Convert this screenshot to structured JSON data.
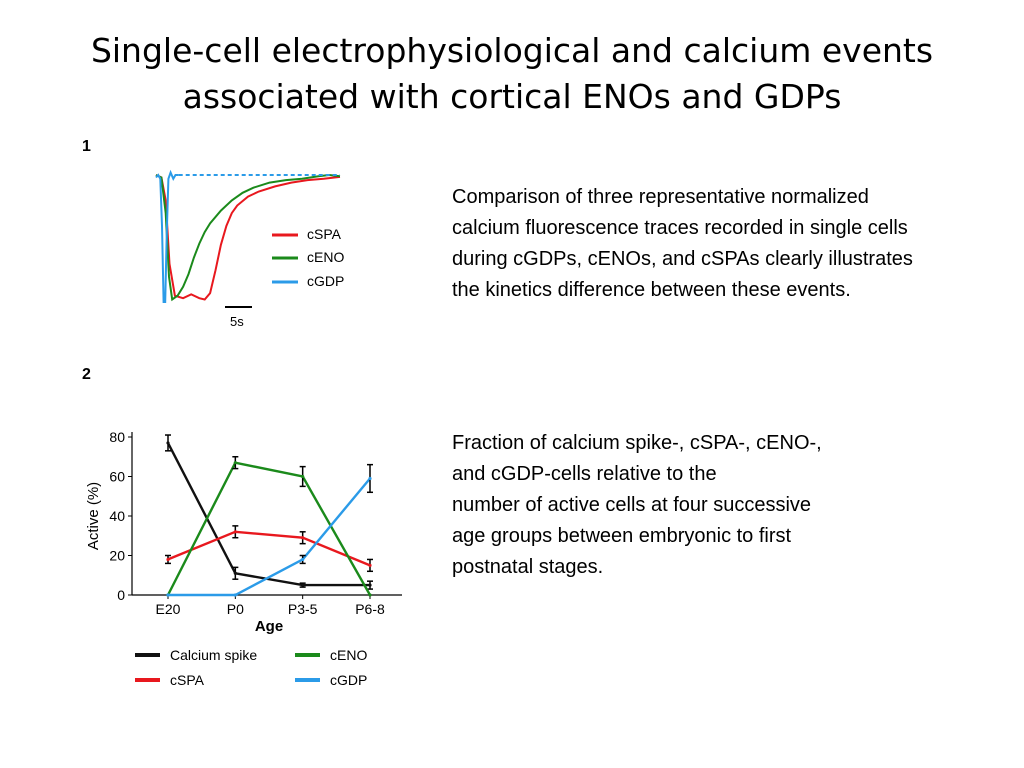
{
  "slide": {
    "title_line1": "Single-cell electrophysiological and calcium events",
    "title_line2": "associated with cortical ENOs and GDPs",
    "panel1_number": "1",
    "panel2_number": "2",
    "panel1_description": "Comparison of three representative normalized calcium fluorescence traces recorded in single cells during cGDPs, cENOs, and cSPAs clearly illustrates the kinetics difference between these events.",
    "panel2_desc_line1": "Fraction of calcium spike-, cSPA-, cENO-,",
    "panel2_desc_line2": "and cGDP-cells relative to the",
    "panel2_desc_line3": "number of active cells at four successive",
    "panel2_desc_line4": "age groups between embryonic to first",
    "panel2_desc_line5": "postnatal stages."
  },
  "colors": {
    "cspa": "#e8181e",
    "ceno": "#1b8a1b",
    "cgdp": "#2b9be8",
    "calcium_spike": "#111111"
  },
  "chart_data": [
    {
      "type": "line",
      "scale_bar_label": "5s",
      "legend_position": "right",
      "x_range": [
        0,
        34
      ],
      "y_range": [
        0,
        1
      ],
      "series": [
        {
          "name": "cSPA",
          "color": "#e8181e",
          "points": [
            [
              0,
              1.0
            ],
            [
              1.0,
              0.98
            ],
            [
              1.8,
              0.8
            ],
            [
              2.5,
              0.3
            ],
            [
              3.5,
              0.05
            ],
            [
              5,
              0.03
            ],
            [
              6.5,
              0.06
            ],
            [
              8,
              0.03
            ],
            [
              9,
              0.02
            ],
            [
              10,
              0.07
            ],
            [
              11,
              0.25
            ],
            [
              12,
              0.45
            ],
            [
              13,
              0.6
            ],
            [
              14,
              0.7
            ],
            [
              15,
              0.76
            ],
            [
              17,
              0.83
            ],
            [
              19,
              0.87
            ],
            [
              22,
              0.91
            ],
            [
              25,
              0.94
            ],
            [
              28,
              0.96
            ],
            [
              31,
              0.97
            ],
            [
              34,
              0.985
            ]
          ]
        },
        {
          "name": "cENO",
          "color": "#1b8a1b",
          "points": [
            [
              0,
              1.0
            ],
            [
              1.0,
              0.98
            ],
            [
              1.8,
              0.7
            ],
            [
              2.4,
              0.2
            ],
            [
              3.0,
              0.02
            ],
            [
              4,
              0.05
            ],
            [
              5,
              0.12
            ],
            [
              6,
              0.22
            ],
            [
              7,
              0.35
            ],
            [
              8,
              0.46
            ],
            [
              9,
              0.55
            ],
            [
              10,
              0.62
            ],
            [
              12,
              0.72
            ],
            [
              14,
              0.8
            ],
            [
              16,
              0.86
            ],
            [
              18,
              0.9
            ],
            [
              21,
              0.94
            ],
            [
              24,
              0.96
            ],
            [
              27,
              0.97
            ],
            [
              30,
              0.99
            ],
            [
              32,
              1.0
            ],
            [
              34,
              0.99
            ]
          ]
        },
        {
          "name": "cGDP",
          "color": "#2b9be8",
          "points": [
            [
              0,
              0.98
            ],
            [
              0.4,
              1.0
            ],
            [
              0.8,
              0.97
            ],
            [
              1.1,
              0.6
            ],
            [
              1.4,
              0.0
            ],
            [
              1.7,
              0.0
            ],
            [
              2.0,
              0.55
            ],
            [
              2.3,
              0.97
            ],
            [
              2.7,
              1.02
            ],
            [
              3.2,
              0.97
            ],
            [
              3.6,
              1.0
            ],
            [
              4.2,
              1.0
            ]
          ]
        },
        {
          "name": "cGDP baseline",
          "color": "#2b9be8",
          "dashed": true,
          "points": [
            [
              4.2,
              1.0
            ],
            [
              34,
              1.0
            ]
          ]
        }
      ]
    },
    {
      "type": "line",
      "xlabel": "Age",
      "ylabel": "Active (%)",
      "categories": [
        "E20",
        "P0",
        "P3-5",
        "P6-8"
      ],
      "ylim": [
        0,
        80
      ],
      "yticks": [
        0,
        20,
        40,
        60,
        80
      ],
      "legend_position": "bottom",
      "series": [
        {
          "name": "Calcium spike",
          "color": "#111111",
          "values": [
            77,
            11,
            5,
            5
          ],
          "errors": [
            4,
            3,
            1,
            2
          ]
        },
        {
          "name": "cSPA",
          "color": "#e8181e",
          "values": [
            18,
            32,
            29,
            15
          ],
          "errors": [
            2,
            3,
            3,
            3
          ]
        },
        {
          "name": "cENO",
          "color": "#1b8a1b",
          "values": [
            0,
            67,
            60,
            0
          ],
          "errors": [
            0,
            3,
            5,
            0
          ]
        },
        {
          "name": "cGDP",
          "color": "#2b9be8",
          "values": [
            0,
            0,
            18,
            59
          ],
          "errors": [
            0,
            0,
            2,
            7
          ]
        }
      ]
    }
  ]
}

_ _ _

**EXERCISE**
Each line of the data above containing the string "between" is to be copied.

**EXERCISE OUTPUT**
    "panel1_description": "Comparison of three representative normalized calcium fluorescence traces recorded in single cells during cGDPs, cENOs, and cSPAs clearly illustrates the kinetics difference between these events.",
    "panel2_desc_line4": "age groups between embryonic to first",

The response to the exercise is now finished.